### Work to do
Would you output the whole listing below, exactly as it reads?

### Task data
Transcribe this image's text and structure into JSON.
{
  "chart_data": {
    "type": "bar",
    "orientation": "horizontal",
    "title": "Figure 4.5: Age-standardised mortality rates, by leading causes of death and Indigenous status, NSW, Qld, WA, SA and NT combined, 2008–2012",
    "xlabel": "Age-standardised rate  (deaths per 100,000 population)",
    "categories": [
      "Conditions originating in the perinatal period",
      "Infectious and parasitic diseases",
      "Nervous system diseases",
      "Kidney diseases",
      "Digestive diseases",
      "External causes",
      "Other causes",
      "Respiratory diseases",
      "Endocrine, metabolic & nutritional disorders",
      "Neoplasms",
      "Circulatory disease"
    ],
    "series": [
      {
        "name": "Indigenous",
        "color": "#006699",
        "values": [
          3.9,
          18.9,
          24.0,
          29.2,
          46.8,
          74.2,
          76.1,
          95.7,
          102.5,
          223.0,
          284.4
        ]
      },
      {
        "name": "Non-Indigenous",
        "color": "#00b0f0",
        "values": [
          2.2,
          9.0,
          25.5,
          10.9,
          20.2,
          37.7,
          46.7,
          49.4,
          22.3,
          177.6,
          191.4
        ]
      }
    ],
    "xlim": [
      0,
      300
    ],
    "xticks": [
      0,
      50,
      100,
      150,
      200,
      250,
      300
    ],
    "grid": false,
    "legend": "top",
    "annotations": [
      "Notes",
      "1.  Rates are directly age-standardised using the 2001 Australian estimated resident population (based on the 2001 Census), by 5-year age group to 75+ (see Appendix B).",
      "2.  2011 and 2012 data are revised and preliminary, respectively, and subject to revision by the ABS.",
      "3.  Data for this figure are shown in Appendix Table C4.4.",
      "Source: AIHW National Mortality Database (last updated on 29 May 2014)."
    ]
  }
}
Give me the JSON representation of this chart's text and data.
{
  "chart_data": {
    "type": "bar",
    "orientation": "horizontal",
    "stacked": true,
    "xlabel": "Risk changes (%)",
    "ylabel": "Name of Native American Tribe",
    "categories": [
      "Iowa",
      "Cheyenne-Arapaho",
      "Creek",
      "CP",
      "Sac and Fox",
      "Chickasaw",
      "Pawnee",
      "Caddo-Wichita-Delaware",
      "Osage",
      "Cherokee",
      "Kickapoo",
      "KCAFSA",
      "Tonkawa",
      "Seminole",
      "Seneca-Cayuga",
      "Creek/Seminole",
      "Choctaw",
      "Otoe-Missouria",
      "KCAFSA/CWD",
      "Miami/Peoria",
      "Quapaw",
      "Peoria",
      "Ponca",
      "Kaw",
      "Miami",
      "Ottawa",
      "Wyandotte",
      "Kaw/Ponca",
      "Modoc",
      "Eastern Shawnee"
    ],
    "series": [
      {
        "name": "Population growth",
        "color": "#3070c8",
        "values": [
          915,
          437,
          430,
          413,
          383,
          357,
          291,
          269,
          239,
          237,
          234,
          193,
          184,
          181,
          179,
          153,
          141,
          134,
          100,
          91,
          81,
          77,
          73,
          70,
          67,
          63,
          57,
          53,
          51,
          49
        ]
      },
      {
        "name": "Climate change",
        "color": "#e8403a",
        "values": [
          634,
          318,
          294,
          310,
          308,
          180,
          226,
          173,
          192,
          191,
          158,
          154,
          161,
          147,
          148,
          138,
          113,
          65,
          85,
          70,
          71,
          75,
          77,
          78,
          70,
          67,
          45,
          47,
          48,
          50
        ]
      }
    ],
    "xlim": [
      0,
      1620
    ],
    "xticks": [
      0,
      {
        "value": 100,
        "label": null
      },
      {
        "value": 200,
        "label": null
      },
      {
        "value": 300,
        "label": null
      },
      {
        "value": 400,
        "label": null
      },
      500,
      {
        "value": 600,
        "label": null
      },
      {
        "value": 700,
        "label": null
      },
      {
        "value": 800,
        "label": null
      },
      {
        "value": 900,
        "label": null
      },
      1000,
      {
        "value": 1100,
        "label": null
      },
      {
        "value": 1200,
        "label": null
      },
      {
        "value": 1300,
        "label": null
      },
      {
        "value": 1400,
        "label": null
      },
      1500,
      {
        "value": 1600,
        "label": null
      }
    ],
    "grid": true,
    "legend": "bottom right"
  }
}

### Response to the exercise
Transcribe this image's text and structure into JSON.
{
  "chart_data": {
    "type": "bar",
    "orientation": "horizontal",
    "title": "Figure 4.5: Age-standardised mortality rates, by leading causes of death and Indigenous status, NSW, Qld, WA, SA and NT combined, 2008–2012",
    "xlabel": "Age-standardised rate  (deaths per 100,000 population)",
    "categories": [
      "Conditions originating in the perinatal period",
      "Infectious and parasitic diseases",
      "Nervous system diseases",
      "Kidney diseases",
      "Digestive diseases",
      "External causes",
      "Other causes",
      "Respiratory diseases",
      "Endocrine, metabolic & nutritional disorders",
      "Neoplasms",
      "Circulatory disease"
    ],
    "series": [
      {
        "name": "Indigenous",
        "color": "#006699",
        "values": [
          3.9,
          18.9,
          24.0,
          29.2,
          46.8,
          74.2,
          76.1,
          95.7,
          102.5,
          223.0,
          284.4
        ]
      },
      {
        "name": "Non-Indigenous",
        "color": "#00b0f0",
        "values": [
          2.2,
          9.0,
          25.5,
          10.9,
          20.2,
          37.7,
          46.7,
          49.4,
          22.3,
          177.6,
          191.4
        ]
      }
    ],
    "xlim": [
      0,
      300
    ],
    "xticks": [
      0,
      50,
      100,
      150,
      200,
      250,
      300
    ],
    "grid": false,
    "legend": "top",
    "annotations": [
      "Notes",
      "1.  Rates are directly age-standardised using the 2001 Australian estimated resident population (based on the 2001 Census), by 5-year age group to 75+ (see Appendix B).",
      "2.  2011 and 2012 data are revised and preliminary, respectively, and subject to revision by the ABS.",
      "3.  Data for this figure are shown in Appendix Table C4.4.",
      "Source: AIHW National Mortality Database (last updated on 29 May 2014)."
    ]
  }
}
Give me the JSON representation of this chart's text and data.
{
  "chart_data": {
    "type": "bar",
    "orientation": "horizontal",
    "stacked": true,
    "xlabel": "Risk changes (%)",
    "ylabel": "Name of Native American Tribe",
    "categories": [
      "Iowa",
      "Cheyenne-Arapaho",
      "Creek",
      "CP",
      "Sac and Fox",
      "Chickasaw",
      "Pawnee",
      "Caddo-Wichita-Delaware",
      "Osage",
      "Cherokee",
      "Kickapoo",
      "KCAFSA",
      "Tonkawa",
      "Seminole",
      "Seneca-Cayuga",
      "Creek/Seminole",
      "Choctaw",
      "Otoe-Missouria",
      "KCAFSA/CWD",
      "Miami/Peoria",
      "Quapaw",
      "Peoria",
      "Ponca",
      "Kaw",
      "Miami",
      "Ottawa",
      "Wyandotte",
      "Kaw/Ponca",
      "Modoc",
      "Eastern Shawnee"
    ],
    "series": [
      {
        "name": "Population growth",
        "color": "#3070c8",
        "values": [
          915,
          437,
          430,
          413,
          383,
          357,
          291,
          269,
          239,
          237,
          234,
          193,
          184,
          181,
          179,
          153,
          141,
          134,
          100,
          91,
          81,
          77,
          73,
          70,
          67,
          63,
          57,
          53,
          51,
          49
        ]
      },
      {
        "name": "Climate change",
        "color": "#e8403a",
        "values": [
          634,
          318,
          294,
          310,
          308,
          180,
          226,
          173,
          192,
          191,
          158,
          154,
          161,
          147,
          148,
          138,
          113,
          65,
          85,
          70,
          71,
          75,
          77,
          78,
          70,
          67,
          45,
          47,
          48,
          50
        ]
      }
    ],
    "xlim": [
      0,
      1620
    ],
    "xticks": [
      0,
      {
        "value": 100,
        "label": null
      },
      {
        "value": 200,
        "label": null
      },
      {
        "value": 300,
        "label": null
      },
      {
        "value": 400,
        "label": null
      },
      500,
      {
        "value": 600,
        "label": null
      },
      {
        "value": 700,
        "label": null
      },
      {
        "value": 800,
        "label": null
      },
      {
        "value": 900,
        "label": null
      },
      1000,
      {
        "value": 1100,
        "label": null
      },
      {
        "value": 1200,
        "label": null
      },
      {
        "value": 1300,
        "label": null
      },
      {
        "value": 1400,
        "label": null
      },
      1500,
      {
        "value": 1600,
        "label": null
      }
    ],
    "grid": true,
    "legend": "bottom right"
  }
}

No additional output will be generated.